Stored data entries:
>> start
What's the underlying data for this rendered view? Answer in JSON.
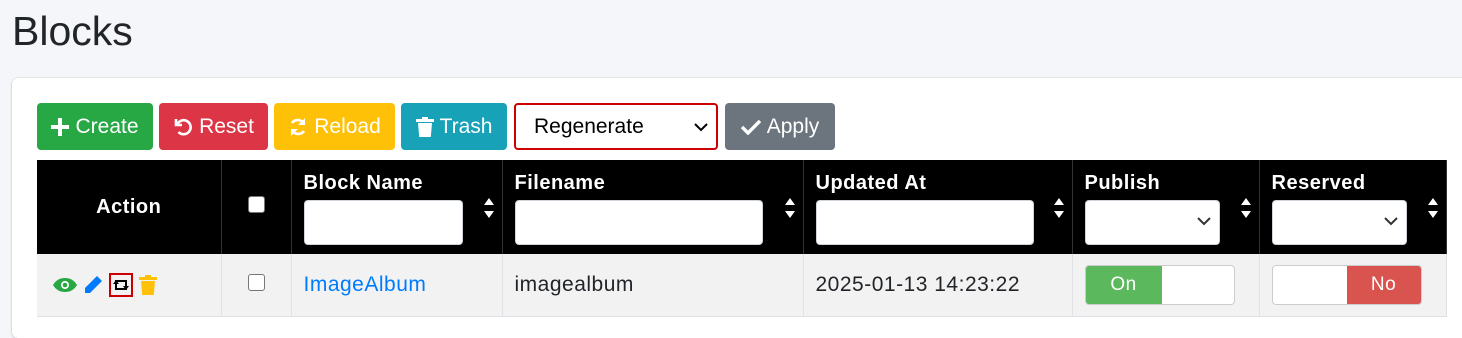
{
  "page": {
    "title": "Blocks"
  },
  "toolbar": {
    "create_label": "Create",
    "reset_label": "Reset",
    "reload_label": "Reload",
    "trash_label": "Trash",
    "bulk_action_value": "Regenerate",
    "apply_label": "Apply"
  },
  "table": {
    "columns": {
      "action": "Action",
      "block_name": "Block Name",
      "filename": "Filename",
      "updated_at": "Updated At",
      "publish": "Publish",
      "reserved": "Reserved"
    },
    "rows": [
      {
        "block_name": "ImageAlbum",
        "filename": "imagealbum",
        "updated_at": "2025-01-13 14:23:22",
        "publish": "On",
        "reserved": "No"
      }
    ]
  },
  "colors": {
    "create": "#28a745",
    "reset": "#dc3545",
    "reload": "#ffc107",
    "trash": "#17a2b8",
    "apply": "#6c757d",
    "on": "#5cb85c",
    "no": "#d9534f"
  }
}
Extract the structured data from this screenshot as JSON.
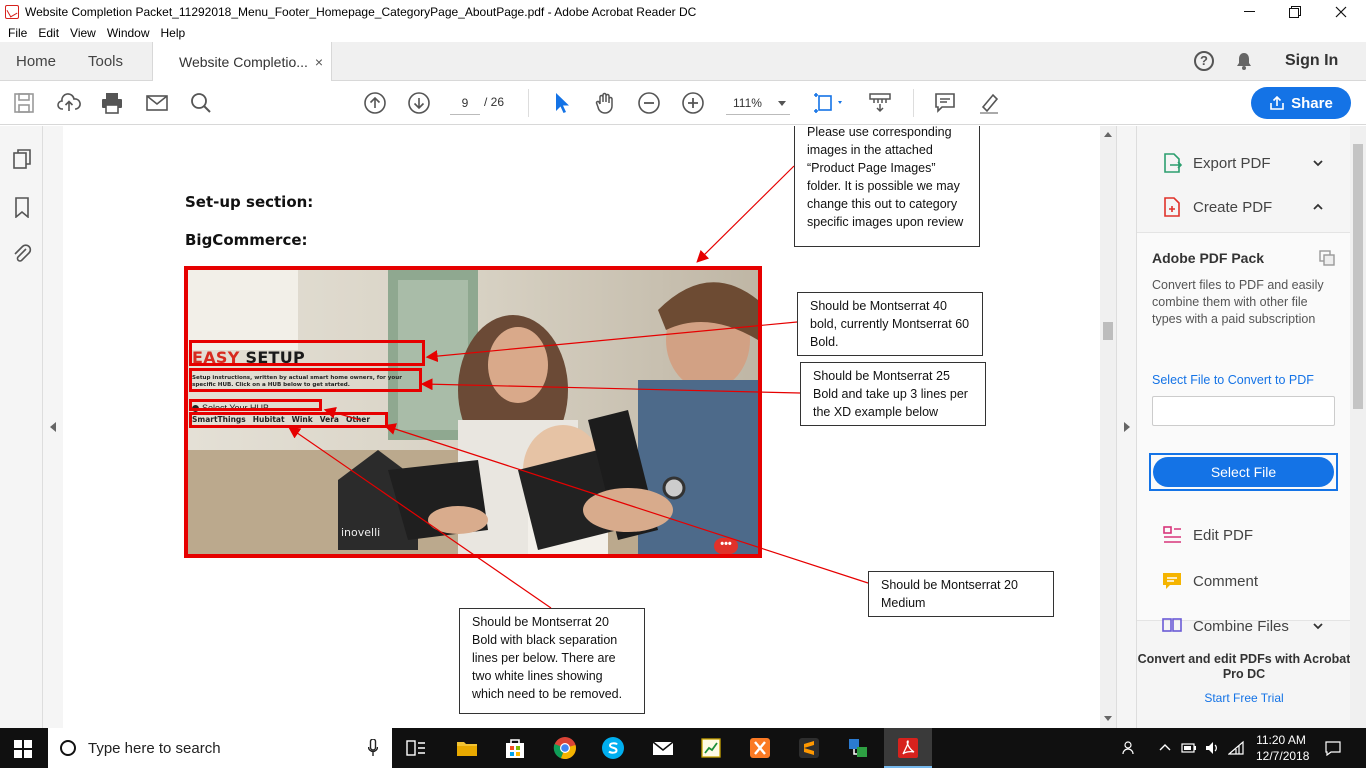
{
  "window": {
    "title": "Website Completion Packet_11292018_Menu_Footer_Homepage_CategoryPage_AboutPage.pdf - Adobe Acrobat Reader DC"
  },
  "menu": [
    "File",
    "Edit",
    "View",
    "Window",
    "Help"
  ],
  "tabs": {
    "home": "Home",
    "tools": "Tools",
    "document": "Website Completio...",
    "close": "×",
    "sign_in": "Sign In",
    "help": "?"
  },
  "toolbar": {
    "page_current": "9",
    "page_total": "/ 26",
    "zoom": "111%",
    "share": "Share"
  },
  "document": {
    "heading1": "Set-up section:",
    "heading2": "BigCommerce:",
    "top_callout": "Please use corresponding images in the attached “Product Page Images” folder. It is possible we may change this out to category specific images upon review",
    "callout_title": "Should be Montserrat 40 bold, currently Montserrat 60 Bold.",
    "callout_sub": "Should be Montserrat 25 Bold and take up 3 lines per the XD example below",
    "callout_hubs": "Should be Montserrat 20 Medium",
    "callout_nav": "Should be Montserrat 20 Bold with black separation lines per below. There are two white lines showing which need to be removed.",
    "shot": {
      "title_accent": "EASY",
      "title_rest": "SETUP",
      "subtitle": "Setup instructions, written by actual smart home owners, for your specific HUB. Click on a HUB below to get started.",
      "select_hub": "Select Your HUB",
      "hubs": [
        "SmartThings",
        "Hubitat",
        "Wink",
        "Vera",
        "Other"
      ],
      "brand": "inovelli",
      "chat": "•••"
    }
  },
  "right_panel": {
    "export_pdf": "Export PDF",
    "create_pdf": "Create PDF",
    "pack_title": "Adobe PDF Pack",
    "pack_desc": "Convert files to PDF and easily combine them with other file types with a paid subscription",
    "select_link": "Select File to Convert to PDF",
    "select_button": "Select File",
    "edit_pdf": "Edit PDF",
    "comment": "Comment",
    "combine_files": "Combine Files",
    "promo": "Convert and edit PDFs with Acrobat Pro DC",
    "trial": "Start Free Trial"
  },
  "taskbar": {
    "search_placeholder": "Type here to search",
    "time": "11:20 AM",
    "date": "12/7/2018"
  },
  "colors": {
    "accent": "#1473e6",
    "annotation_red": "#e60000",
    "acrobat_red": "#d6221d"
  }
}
>> end
Transcribe the complete set of entries verbatim. No pictures belong in the copy.

What's the underlying data for this rendered view? Answer in JSON.
{
  "page": {
    "title": "Blocks"
  },
  "toolbar": {
    "create_label": "Create",
    "reset_label": "Reset",
    "reload_label": "Reload",
    "trash_label": "Trash",
    "bulk_action_value": "Regenerate",
    "apply_label": "Apply"
  },
  "table": {
    "columns": {
      "action": "Action",
      "block_name": "Block Name",
      "filename": "Filename",
      "updated_at": "Updated At",
      "publish": "Publish",
      "reserved": "Reserved"
    },
    "rows": [
      {
        "block_name": "ImageAlbum",
        "filename": "imagealbum",
        "updated_at": "2025-01-13 14:23:22",
        "publish": "On",
        "reserved": "No"
      }
    ]
  },
  "colors": {
    "create": "#28a745",
    "reset": "#dc3545",
    "reload": "#ffc107",
    "trash": "#17a2b8",
    "apply": "#6c757d",
    "on": "#5cb85c",
    "no": "#d9534f"
  }
}
Extract the structured data from this screenshot as JSON.
{
  "window": {
    "title": "Website Completion Packet_11292018_Menu_Footer_Homepage_CategoryPage_AboutPage.pdf - Adobe Acrobat Reader DC"
  },
  "menu": [
    "File",
    "Edit",
    "View",
    "Window",
    "Help"
  ],
  "tabs": {
    "home": "Home",
    "tools": "Tools",
    "document": "Website Completio...",
    "close": "×",
    "sign_in": "Sign In",
    "help": "?"
  },
  "toolbar": {
    "page_current": "9",
    "page_total": "/ 26",
    "zoom": "111%",
    "share": "Share"
  },
  "document": {
    "heading1": "Set-up section:",
    "heading2": "BigCommerce:",
    "top_callout": "Please use corresponding images in the attached “Product Page Images” folder. It is possible we may change this out to category specific images upon review",
    "callout_title": "Should be Montserrat 40 bold, currently Montserrat 60 Bold.",
    "callout_sub": "Should be Montserrat 25 Bold and take up 3 lines per the XD example below",
    "callout_hubs": "Should be Montserrat 20 Medium",
    "callout_nav": "Should be Montserrat 20 Bold with black separation lines per below. There are two white lines showing which need to be removed.",
    "shot": {
      "title_accent": "EASY",
      "title_rest": "SETUP",
      "subtitle": "Setup instructions, written by actual smart home owners, for your specific HUB. Click on a HUB below to get started.",
      "select_hub": "Select Your HUB",
      "hubs": [
        "SmartThings",
        "Hubitat",
        "Wink",
        "Vera",
        "Other"
      ],
      "brand": "inovelli",
      "chat": "•••"
    }
  },
  "right_panel": {
    "export_pdf": "Export PDF",
    "create_pdf": "Create PDF",
    "pack_title": "Adobe PDF Pack",
    "pack_desc": "Convert files to PDF and easily combine them with other file types with a paid subscription",
    "select_link": "Select File to Convert to PDF",
    "select_button": "Select File",
    "edit_pdf": "Edit PDF",
    "comment": "Comment",
    "combine_files": "Combine Files",
    "promo": "Convert and edit PDFs with Acrobat Pro DC",
    "trial": "Start Free Trial"
  },
  "taskbar": {
    "search_placeholder": "Type here to search",
    "time": "11:20 AM",
    "date": "12/7/2018"
  },
  "colors": {
    "accent": "#1473e6",
    "annotation_red": "#e60000",
    "acrobat_red": "#d6221d"
  }
}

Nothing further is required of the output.